Saved data entries:
--

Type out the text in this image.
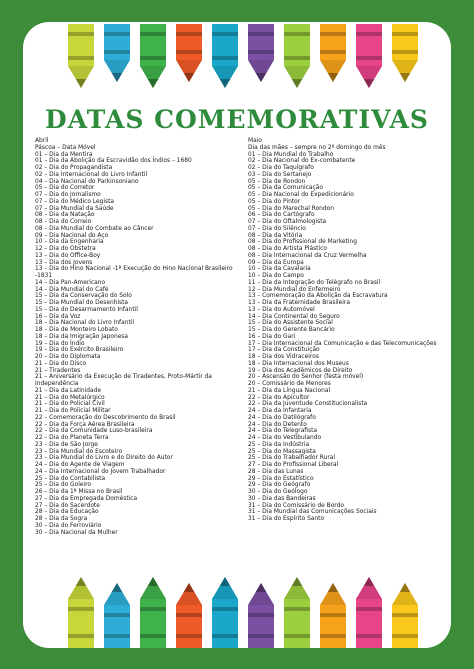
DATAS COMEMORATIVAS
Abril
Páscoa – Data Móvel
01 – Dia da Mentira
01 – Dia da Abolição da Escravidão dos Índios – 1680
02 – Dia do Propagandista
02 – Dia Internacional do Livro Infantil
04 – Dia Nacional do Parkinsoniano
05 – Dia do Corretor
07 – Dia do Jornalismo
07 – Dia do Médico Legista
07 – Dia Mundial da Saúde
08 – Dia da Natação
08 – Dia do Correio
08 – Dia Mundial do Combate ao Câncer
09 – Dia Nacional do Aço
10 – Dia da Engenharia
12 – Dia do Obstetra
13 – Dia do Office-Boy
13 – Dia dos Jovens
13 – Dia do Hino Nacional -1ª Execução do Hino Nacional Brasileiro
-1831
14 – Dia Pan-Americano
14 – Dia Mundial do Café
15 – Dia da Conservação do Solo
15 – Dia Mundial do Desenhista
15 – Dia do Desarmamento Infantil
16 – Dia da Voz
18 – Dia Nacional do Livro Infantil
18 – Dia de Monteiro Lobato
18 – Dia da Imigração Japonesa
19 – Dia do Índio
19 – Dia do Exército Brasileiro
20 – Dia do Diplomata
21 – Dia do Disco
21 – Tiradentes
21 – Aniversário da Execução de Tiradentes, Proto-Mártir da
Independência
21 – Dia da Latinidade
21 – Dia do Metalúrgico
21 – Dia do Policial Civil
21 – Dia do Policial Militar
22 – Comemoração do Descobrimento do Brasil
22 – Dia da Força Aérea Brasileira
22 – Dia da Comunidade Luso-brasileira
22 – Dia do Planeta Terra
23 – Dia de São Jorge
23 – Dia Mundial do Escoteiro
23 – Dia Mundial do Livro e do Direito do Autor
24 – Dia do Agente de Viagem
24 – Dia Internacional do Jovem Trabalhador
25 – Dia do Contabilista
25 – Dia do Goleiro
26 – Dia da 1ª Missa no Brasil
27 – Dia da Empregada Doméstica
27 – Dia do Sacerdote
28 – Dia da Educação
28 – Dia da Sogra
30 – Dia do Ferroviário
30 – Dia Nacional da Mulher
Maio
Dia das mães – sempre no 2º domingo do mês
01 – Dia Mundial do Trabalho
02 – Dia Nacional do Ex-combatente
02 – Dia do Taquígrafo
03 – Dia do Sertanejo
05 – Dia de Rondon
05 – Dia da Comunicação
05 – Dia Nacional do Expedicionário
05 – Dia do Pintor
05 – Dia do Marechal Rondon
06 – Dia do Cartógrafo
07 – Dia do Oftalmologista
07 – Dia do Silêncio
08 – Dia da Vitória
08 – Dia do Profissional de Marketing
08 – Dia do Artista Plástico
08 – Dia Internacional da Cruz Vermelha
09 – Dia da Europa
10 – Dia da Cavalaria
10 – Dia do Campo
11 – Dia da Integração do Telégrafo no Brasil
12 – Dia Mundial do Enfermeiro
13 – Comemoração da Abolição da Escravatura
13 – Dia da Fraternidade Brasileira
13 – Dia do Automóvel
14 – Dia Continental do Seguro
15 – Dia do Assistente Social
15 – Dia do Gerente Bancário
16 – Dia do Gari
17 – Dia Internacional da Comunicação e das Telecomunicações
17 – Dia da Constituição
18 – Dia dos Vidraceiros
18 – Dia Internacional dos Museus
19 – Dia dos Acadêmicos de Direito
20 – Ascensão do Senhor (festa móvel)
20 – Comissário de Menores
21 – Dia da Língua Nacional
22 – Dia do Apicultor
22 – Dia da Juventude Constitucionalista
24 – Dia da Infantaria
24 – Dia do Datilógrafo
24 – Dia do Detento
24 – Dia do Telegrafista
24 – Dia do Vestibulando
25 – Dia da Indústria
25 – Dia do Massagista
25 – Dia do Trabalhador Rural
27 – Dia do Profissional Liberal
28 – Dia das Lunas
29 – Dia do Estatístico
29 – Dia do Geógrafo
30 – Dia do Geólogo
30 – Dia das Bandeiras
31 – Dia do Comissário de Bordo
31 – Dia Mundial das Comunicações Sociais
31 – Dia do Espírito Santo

--

Stated goal: Pull out each line of the records holding the string "Rondon".

The reply:
05 – Dia de Rondon
05 – Dia do Marechal Rondon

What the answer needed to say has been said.